----- RECORDS FOR THIS EXERCISE

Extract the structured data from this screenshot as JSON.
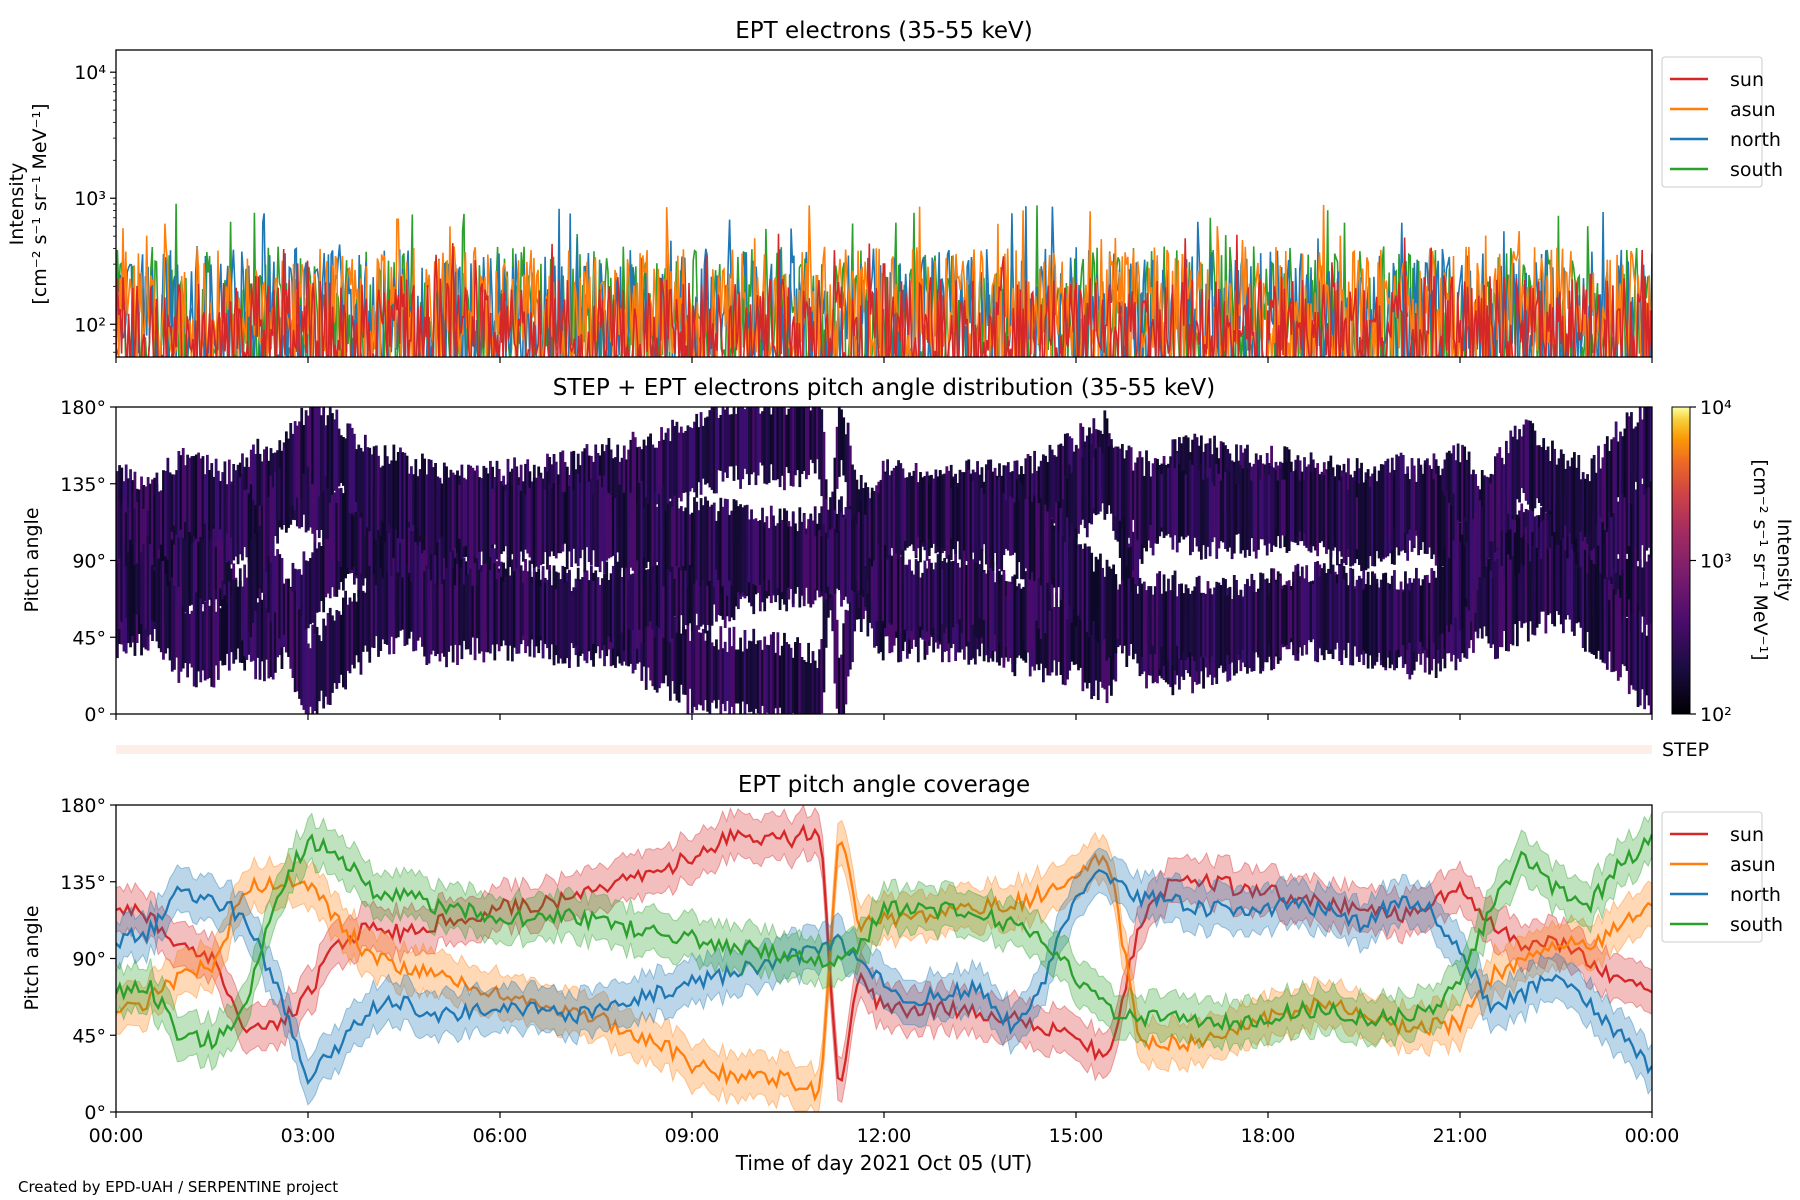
{
  "credit": "Created by EPD-UAH / SERPENTINE project",
  "time_axis": {
    "xlabel": "Time of day 2021 Oct 05 (UT)",
    "tick_labels": [
      "00:00",
      "03:00",
      "06:00",
      "09:00",
      "12:00",
      "15:00",
      "18:00",
      "21:00",
      "00:00"
    ],
    "range_hours": [
      0,
      24
    ]
  },
  "colors": {
    "sun": "#d62728",
    "asun": "#ff7f0e",
    "north": "#1f77b4",
    "south": "#2ca02c"
  },
  "chart_data": [
    {
      "type": "line",
      "title": "EPT electrons (35-55 keV)",
      "ylabel": "Intensity",
      "yunit": "[cm⁻² s⁻¹ sr⁻¹ MeV⁻¹]",
      "yscale": "log",
      "ylim": [
        55,
        15000
      ],
      "yticks": [
        {
          "value": 100,
          "label": "10²"
        },
        {
          "value": 1000,
          "label": "10³"
        },
        {
          "value": 10000,
          "label": "10⁴"
        }
      ],
      "legend": "upper-right-outside",
      "series": [
        {
          "name": "south",
          "color": "#2ca02c",
          "base": 120,
          "spread": 0.75,
          "spikes": [
            [
              1.8,
              650
            ],
            [
              7.2,
              520
            ],
            [
              17.1,
              700
            ],
            [
              23.0,
              600
            ]
          ]
        },
        {
          "name": "north",
          "color": "#1f77b4",
          "base": 115,
          "spread": 0.75,
          "spikes": [
            [
              2.3,
              640
            ],
            [
              14.0,
              760
            ],
            [
              16.9,
              650
            ],
            [
              20.1,
              640
            ]
          ]
        },
        {
          "name": "asun",
          "color": "#ff7f0e",
          "base": 130,
          "spread": 0.7,
          "spikes": [
            [
              4.4,
              680
            ],
            [
              8.6,
              850
            ],
            [
              0.1,
              580
            ],
            [
              17.2,
              600
            ]
          ]
        },
        {
          "name": "sun",
          "color": "#d62728",
          "base": 90,
          "spread": 0.6,
          "spikes": [
            [
              3.0,
              320
            ],
            [
              12.0,
              300
            ],
            [
              19.0,
              310
            ]
          ]
        }
      ],
      "legend_order": [
        "sun",
        "asun",
        "north",
        "south"
      ]
    },
    {
      "type": "heatmap",
      "title": "STEP + EPT electrons pitch angle distribution (35-55 keV)",
      "ylabel": "Pitch angle",
      "ylim": [
        0,
        180
      ],
      "yticks": [
        "0°",
        "45°",
        "90°",
        "135°",
        "180°"
      ],
      "colorbar": {
        "label": "Intensity",
        "unit": "[cm⁻² s⁻¹ sr⁻¹ MeV⁻¹]",
        "scale": "log",
        "range": [
          100,
          10000
        ],
        "tick_labels": [
          "10²",
          "10³",
          "10⁴"
        ],
        "colormap": "inferno"
      },
      "step_label": "STEP"
    },
    {
      "type": "line",
      "title": "EPT pitch angle coverage",
      "ylabel": "Pitch angle",
      "ylim": [
        0,
        180
      ],
      "yticks": [
        "0°",
        "45°",
        "90°",
        "135°",
        "180°"
      ],
      "legend": "upper-right-outside",
      "band_halfwidth_deg": 13,
      "hours": [
        0,
        0.5,
        1,
        1.5,
        2,
        2.5,
        3,
        3.5,
        4,
        4.5,
        5,
        5.5,
        6,
        6.5,
        7,
        7.5,
        8,
        8.5,
        9,
        9.5,
        10,
        10.5,
        11,
        11.3,
        11.6,
        12,
        12.5,
        13,
        13.5,
        14,
        14.5,
        15,
        15.5,
        16,
        16.5,
        17,
        17.5,
        18,
        18.5,
        19,
        19.5,
        20,
        20.5,
        21,
        21.5,
        22,
        22.5,
        23,
        23.5,
        24
      ],
      "series": [
        {
          "name": "sun",
          "color": "#d62728",
          "values": [
            120,
            115,
            95,
            90,
            50,
            48,
            70,
            100,
            110,
            105,
            110,
            115,
            120,
            122,
            125,
            130,
            135,
            140,
            150,
            160,
            162,
            160,
            165,
            10,
            80,
            60,
            60,
            60,
            58,
            55,
            48,
            45,
            30,
            110,
            135,
            135,
            132,
            130,
            125,
            122,
            120,
            115,
            122,
            130,
            110,
            95,
            100,
            90,
            75,
            70
          ]
        },
        {
          "name": "asun",
          "color": "#ff7f0e",
          "values": [
            60,
            65,
            80,
            85,
            130,
            135,
            135,
            110,
            90,
            85,
            80,
            75,
            68,
            62,
            58,
            55,
            48,
            40,
            28,
            22,
            22,
            18,
            10,
            170,
            110,
            112,
            115,
            118,
            120,
            122,
            128,
            140,
            150,
            40,
            40,
            42,
            48,
            55,
            60,
            65,
            58,
            50,
            50,
            52,
            80,
            90,
            100,
            95,
            110,
            120
          ]
        },
        {
          "name": "north",
          "color": "#1f77b4",
          "values": [
            100,
            105,
            130,
            125,
            115,
            75,
            20,
            40,
            60,
            65,
            55,
            60,
            60,
            62,
            55,
            60,
            65,
            70,
            75,
            80,
            85,
            90,
            95,
            100,
            90,
            75,
            65,
            70,
            72,
            50,
            75,
            130,
            140,
            125,
            125,
            118,
            120,
            120,
            122,
            118,
            110,
            125,
            120,
            95,
            60,
            70,
            80,
            65,
            45,
            25
          ]
        },
        {
          "name": "south",
          "color": "#2ca02c",
          "values": [
            70,
            75,
            45,
            42,
            60,
            125,
            160,
            150,
            130,
            128,
            120,
            118,
            115,
            112,
            115,
            112,
            108,
            105,
            102,
            98,
            95,
            92,
            88,
            90,
            95,
            120,
            120,
            118,
            115,
            110,
            100,
            80,
            60,
            55,
            55,
            52,
            52,
            55,
            60,
            60,
            55,
            55,
            60,
            75,
            120,
            150,
            130,
            120,
            145,
            160
          ]
        }
      ],
      "legend_order": [
        "sun",
        "asun",
        "north",
        "south"
      ]
    }
  ]
}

----------

■ PROMPT
Transcribe the records above exactly, omitting every picture they contain.

■ ANSWER FOR THIS EXERCISE
Extract the structured data from this screenshot as JSON.
{
  "credit": "Created by EPD-UAH / SERPENTINE project",
  "time_axis": {
    "xlabel": "Time of day 2021 Oct 05 (UT)",
    "tick_labels": [
      "00:00",
      "03:00",
      "06:00",
      "09:00",
      "12:00",
      "15:00",
      "18:00",
      "21:00",
      "00:00"
    ],
    "range_hours": [
      0,
      24
    ]
  },
  "colors": {
    "sun": "#d62728",
    "asun": "#ff7f0e",
    "north": "#1f77b4",
    "south": "#2ca02c"
  },
  "chart_data": [
    {
      "type": "line",
      "title": "EPT electrons (35-55 keV)",
      "ylabel": "Intensity",
      "yunit": "[cm⁻² s⁻¹ sr⁻¹ MeV⁻¹]",
      "yscale": "log",
      "ylim": [
        55,
        15000
      ],
      "yticks": [
        {
          "value": 100,
          "label": "10²"
        },
        {
          "value": 1000,
          "label": "10³"
        },
        {
          "value": 10000,
          "label": "10⁴"
        }
      ],
      "legend": "upper-right-outside",
      "series": [
        {
          "name": "south",
          "color": "#2ca02c",
          "base": 120,
          "spread": 0.75,
          "spikes": [
            [
              1.8,
              650
            ],
            [
              7.2,
              520
            ],
            [
              17.1,
              700
            ],
            [
              23.0,
              600
            ]
          ]
        },
        {
          "name": "north",
          "color": "#1f77b4",
          "base": 115,
          "spread": 0.75,
          "spikes": [
            [
              2.3,
              640
            ],
            [
              14.0,
              760
            ],
            [
              16.9,
              650
            ],
            [
              20.1,
              640
            ]
          ]
        },
        {
          "name": "asun",
          "color": "#ff7f0e",
          "base": 130,
          "spread": 0.7,
          "spikes": [
            [
              4.4,
              680
            ],
            [
              8.6,
              850
            ],
            [
              0.1,
              580
            ],
            [
              17.2,
              600
            ]
          ]
        },
        {
          "name": "sun",
          "color": "#d62728",
          "base": 90,
          "spread": 0.6,
          "spikes": [
            [
              3.0,
              320
            ],
            [
              12.0,
              300
            ],
            [
              19.0,
              310
            ]
          ]
        }
      ],
      "legend_order": [
        "sun",
        "asun",
        "north",
        "south"
      ]
    },
    {
      "type": "heatmap",
      "title": "STEP + EPT electrons pitch angle distribution (35-55 keV)",
      "ylabel": "Pitch angle",
      "ylim": [
        0,
        180
      ],
      "yticks": [
        "0°",
        "45°",
        "90°",
        "135°",
        "180°"
      ],
      "colorbar": {
        "label": "Intensity",
        "unit": "[cm⁻² s⁻¹ sr⁻¹ MeV⁻¹]",
        "scale": "log",
        "range": [
          100,
          10000
        ],
        "tick_labels": [
          "10²",
          "10³",
          "10⁴"
        ],
        "colormap": "inferno"
      },
      "step_label": "STEP"
    },
    {
      "type": "line",
      "title": "EPT pitch angle coverage",
      "ylabel": "Pitch angle",
      "ylim": [
        0,
        180
      ],
      "yticks": [
        "0°",
        "45°",
        "90°",
        "135°",
        "180°"
      ],
      "legend": "upper-right-outside",
      "band_halfwidth_deg": 13,
      "hours": [
        0,
        0.5,
        1,
        1.5,
        2,
        2.5,
        3,
        3.5,
        4,
        4.5,
        5,
        5.5,
        6,
        6.5,
        7,
        7.5,
        8,
        8.5,
        9,
        9.5,
        10,
        10.5,
        11,
        11.3,
        11.6,
        12,
        12.5,
        13,
        13.5,
        14,
        14.5,
        15,
        15.5,
        16,
        16.5,
        17,
        17.5,
        18,
        18.5,
        19,
        19.5,
        20,
        20.5,
        21,
        21.5,
        22,
        22.5,
        23,
        23.5,
        24
      ],
      "series": [
        {
          "name": "sun",
          "color": "#d62728",
          "values": [
            120,
            115,
            95,
            90,
            50,
            48,
            70,
            100,
            110,
            105,
            110,
            115,
            120,
            122,
            125,
            130,
            135,
            140,
            150,
            160,
            162,
            160,
            165,
            10,
            80,
            60,
            60,
            60,
            58,
            55,
            48,
            45,
            30,
            110,
            135,
            135,
            132,
            130,
            125,
            122,
            120,
            115,
            122,
            130,
            110,
            95,
            100,
            90,
            75,
            70
          ]
        },
        {
          "name": "asun",
          "color": "#ff7f0e",
          "values": [
            60,
            65,
            80,
            85,
            130,
            135,
            135,
            110,
            90,
            85,
            80,
            75,
            68,
            62,
            58,
            55,
            48,
            40,
            28,
            22,
            22,
            18,
            10,
            170,
            110,
            112,
            115,
            118,
            120,
            122,
            128,
            140,
            150,
            40,
            40,
            42,
            48,
            55,
            60,
            65,
            58,
            50,
            50,
            52,
            80,
            90,
            100,
            95,
            110,
            120
          ]
        },
        {
          "name": "north",
          "color": "#1f77b4",
          "values": [
            100,
            105,
            130,
            125,
            115,
            75,
            20,
            40,
            60,
            65,
            55,
            60,
            60,
            62,
            55,
            60,
            65,
            70,
            75,
            80,
            85,
            90,
            95,
            100,
            90,
            75,
            65,
            70,
            72,
            50,
            75,
            130,
            140,
            125,
            125,
            118,
            120,
            120,
            122,
            118,
            110,
            125,
            120,
            95,
            60,
            70,
            80,
            65,
            45,
            25
          ]
        },
        {
          "name": "south",
          "color": "#2ca02c",
          "values": [
            70,
            75,
            45,
            42,
            60,
            125,
            160,
            150,
            130,
            128,
            120,
            118,
            115,
            112,
            115,
            112,
            108,
            105,
            102,
            98,
            95,
            92,
            88,
            90,
            95,
            120,
            120,
            118,
            115,
            110,
            100,
            80,
            60,
            55,
            55,
            52,
            52,
            55,
            60,
            60,
            55,
            55,
            60,
            75,
            120,
            150,
            130,
            120,
            145,
            160
          ]
        }
      ],
      "legend_order": [
        "sun",
        "asun",
        "north",
        "south"
      ]
    }
  ]
}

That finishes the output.